**Description of the task:**
Find and return each line containing "limits".

-- Start --

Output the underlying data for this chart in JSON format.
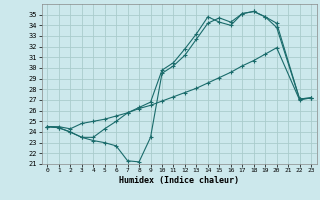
{
  "xlabel": "Humidex (Indice chaleur)",
  "bg_color": "#cce8ec",
  "grid_color": "#aacccc",
  "line_color": "#1a6b6b",
  "xlim": [
    -0.5,
    23.5
  ],
  "ylim": [
    21,
    36
  ],
  "xticks": [
    0,
    1,
    2,
    3,
    4,
    5,
    6,
    7,
    8,
    9,
    10,
    11,
    12,
    13,
    14,
    15,
    16,
    17,
    18,
    19,
    20,
    21,
    22,
    23
  ],
  "yticks": [
    21,
    22,
    23,
    24,
    25,
    26,
    27,
    28,
    29,
    30,
    31,
    32,
    33,
    34,
    35
  ],
  "line1_x": [
    0,
    1,
    2,
    3,
    4,
    5,
    6,
    7,
    8,
    9,
    10,
    11,
    12,
    13,
    14,
    15,
    16,
    17,
    18,
    19,
    20,
    22,
    23
  ],
  "line1_y": [
    24.5,
    24.5,
    24.3,
    24.8,
    25.0,
    25.2,
    25.5,
    25.8,
    26.2,
    26.5,
    26.9,
    27.3,
    27.7,
    28.1,
    28.6,
    29.1,
    29.6,
    30.2,
    30.7,
    31.3,
    31.9,
    27.0,
    27.2
  ],
  "line2_x": [
    0,
    1,
    2,
    3,
    4,
    5,
    6,
    7,
    8,
    9,
    10,
    11,
    12,
    13,
    14,
    15,
    16,
    17,
    18,
    19,
    20,
    22,
    23
  ],
  "line2_y": [
    24.5,
    24.4,
    24.0,
    23.5,
    23.2,
    23.0,
    22.7,
    21.3,
    21.2,
    23.5,
    29.5,
    30.2,
    31.2,
    32.7,
    34.2,
    34.7,
    34.3,
    35.1,
    35.3,
    34.8,
    33.8,
    27.1,
    27.2
  ],
  "line3_x": [
    0,
    1,
    2,
    3,
    4,
    5,
    6,
    7,
    8,
    9,
    10,
    11,
    12,
    13,
    14,
    15,
    16,
    17,
    18,
    19,
    20,
    22,
    23
  ],
  "line3_y": [
    24.5,
    24.4,
    24.0,
    23.5,
    23.5,
    24.3,
    25.0,
    25.8,
    26.3,
    26.8,
    29.8,
    30.5,
    31.8,
    33.2,
    34.8,
    34.3,
    34.0,
    35.1,
    35.3,
    34.8,
    34.2,
    27.1,
    27.2
  ]
}
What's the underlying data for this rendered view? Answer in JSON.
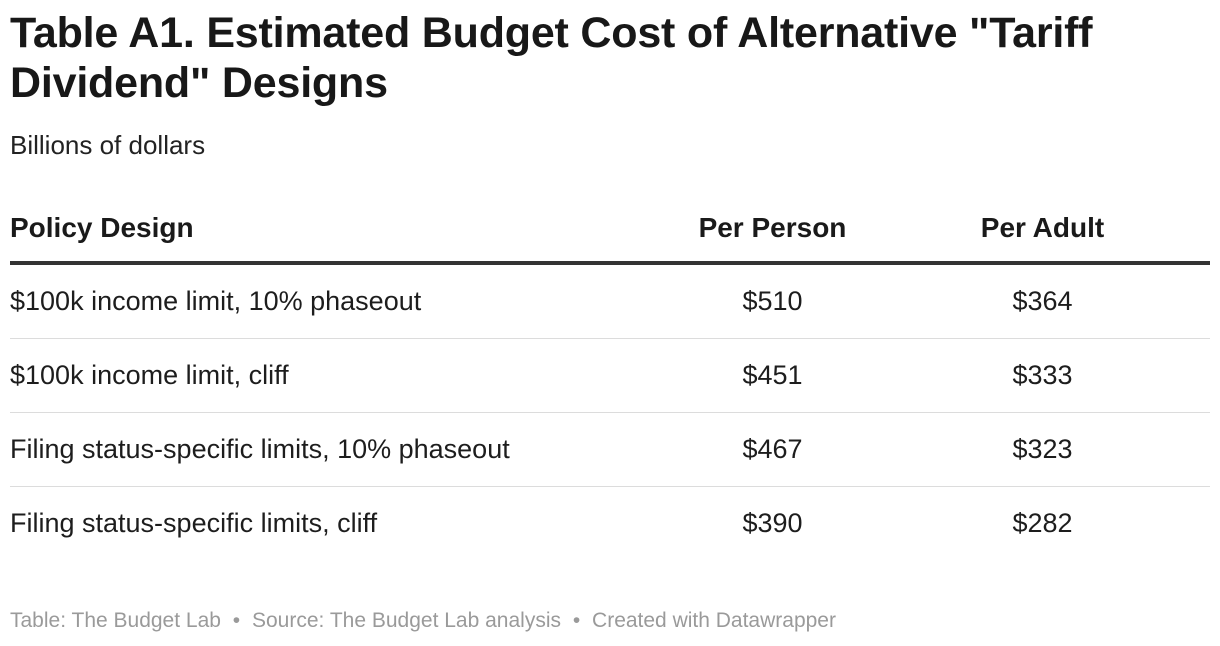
{
  "chart_data": {
    "type": "table",
    "title": "Table A1. Estimated Budget Cost of Alternative \"Tariff Dividend\" Designs",
    "subtitle": "Billions of dollars",
    "columns": [
      "Policy Design",
      "Per Person",
      "Per Adult"
    ],
    "rows": [
      {
        "policy": "$100k income limit, 10% phaseout",
        "per_person": "$510",
        "per_adult": "$364"
      },
      {
        "policy": "$100k income limit, cliff",
        "per_person": "$451",
        "per_adult": "$333"
      },
      {
        "policy": "Filing status-specific limits, 10% phaseout",
        "per_person": "$467",
        "per_adult": "$323"
      },
      {
        "policy": "Filing status-specific limits, cliff",
        "per_person": "$390",
        "per_adult": "$282"
      }
    ]
  },
  "footer": {
    "table_credit": "Table: The Budget Lab",
    "source": "Source: The Budget Lab analysis",
    "created_with": "Created with Datawrapper",
    "separator": "•"
  }
}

-- End --

**Correct result:**
        "policy": "Filing status-specific limits, 10% phaseout",
        "policy": "Filing status-specific limits, cliff",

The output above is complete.